**Task material**
>> Start
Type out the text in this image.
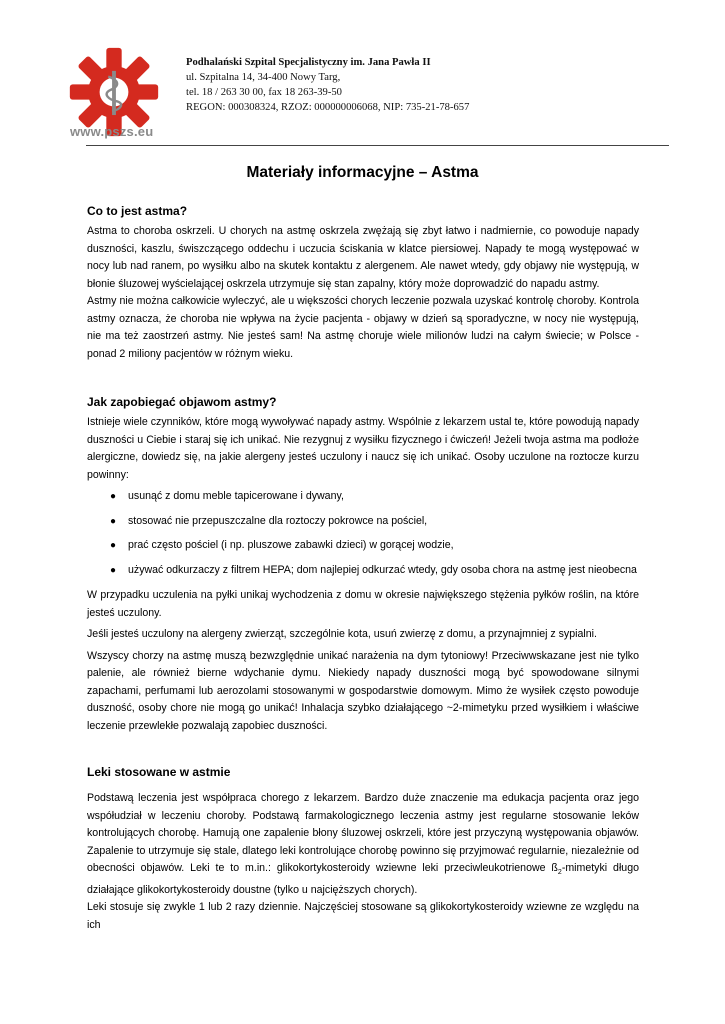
www.pszs.eu
Podhalański Szpital Specjalistyczny im. Jana Pawła II
ul. Szpitalna 14, 34-400 Nowy Targ,
tel. 18 / 263 30 00, fax 18 263-39-50
REGON: 000308324, RZOZ: 000000006068, NIP: 735-21-78-657
Materiały informacyjne – Astma
Co to jest astma?

Astma to choroba oskrzeli. U chorych na astmę oskrzela zwężają się zbyt łatwo i nadmiernie, co powoduje napady duszności, kaszlu, świszczącego oddechu i uczucia ściskania w klatce piersiowej. Napady te mogą występować w nocy lub nad ranem, po wysiłku albo na skutek kontaktu z alergenem. Ale nawet wtedy, gdy objawy nie występują, w błonie śluzowej wyścielającej oskrzela utrzymuje się stan zapalny, który może doprowadzić do napadu astmy.

Astmy nie można całkowicie wyleczyć, ale u większości chorych leczenie pozwala uzyskać kontrolę choroby. Kontrola astmy oznacza, że choroba nie wpływa na życie pacjenta - objawy w dzień są sporadyczne, w nocy nie występują, nie ma też zaostrzeń astmy. Nie jesteś sam! Na astmę choruje wiele milionów ludzi na całym świecie; w Polsce - ponad 2 miliony pacjentów w różnym wieku.

Jak zapobiegać objawom astmy?

Istnieje wiele czynników, które mogą wywoływać napady astmy. Wspólnie z lekarzem ustal te, które powodują napady duszności u Ciebie i staraj się ich unikać. Nie rezygnuj z wysiłku fizycznego i ćwiczeń! Jeżeli twoja astma ma podłoże alergiczne, dowiedz się, na jakie alergeny jesteś uczulony i naucz się ich unikać. Osoby uczulone na roztocze kurzu powinny:

● usunąć z domu meble tapicerowane i dywany,
● stosować nie przepuszczalne dla roztoczy pokrowce na pościel,
● prać często pościel (i np. pluszowe zabawki dzieci) w gorącej wodzie,
● używać odkurzaczy z filtrem HEPA; dom najlepiej odkurzać wtedy, gdy osoba chora na astmę jest nieobecna

W przypadku uczulenia na pyłki unikaj wychodzenia z domu w okresie największego stężenia pyłków roślin, na które jesteś uczulony.

Jeśli jesteś uczulony na alergeny zwierząt, szczególnie kota, usuń zwierzę z domu, a przynajmniej z sypialni.

Wszyscy chorzy na astmę muszą bezwzględnie unikać narażenia na dym tytoniowy! Przeciwwskazane jest nie tylko palenie, ale również bierne wdychanie dymu. Niekiedy napady duszności mogą być spowodowane silnymi zapachami, perfumami lub aerozolami stosowanymi w gospodarstwie domowym. Mimo że wysiłek często powoduje duszność, osoby chore nie mogą go unikać! Inhalacja szybko działającego ~2-mimetyku przed wysiłkiem i właściwe leczenie przewlekłe pozwalają zapobiec duszności.

Leki stosowane w astmie

Podstawą leczenia jest współpraca chorego z lekarzem. Bardzo duże znaczenie ma edukacja pacjenta oraz jego współudział w leczeniu choroby. Podstawą farmakologicznego leczenia astmy jest regularne stosowanie leków kontrolujących chorobę. Hamują one zapalenie błony śluzowej oskrzeli, które jest przyczyną występowania objawów. Zapalenie to utrzymuje się stale, dlatego leki kontrolujące chorobę powinno się przyjmować regularnie, niezależnie od obecności objawów. Leki te to m.in.: glikokortykosteroidy wziewne leki przeciwleukotrienowe $ß_2$-mimetyki długo działające glikokortykosteroidy doustne (tylko u najcięższych chorych).

Leki stosuje się zwykle 1 lub 2 razy dziennie. Najczęściej stosowane są glikokortykosteroidy wziewne ze względu na ich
>> End
**The exercise**
Give every line of the material that includes the string "stosowane".

**The completed task**
Leki stosowane w astmie
Leki stosuje się zwykle 1 lub 2 razy dziennie. Najczęściej stosowane są glikokortykosteroidy wziewne ze względu na ich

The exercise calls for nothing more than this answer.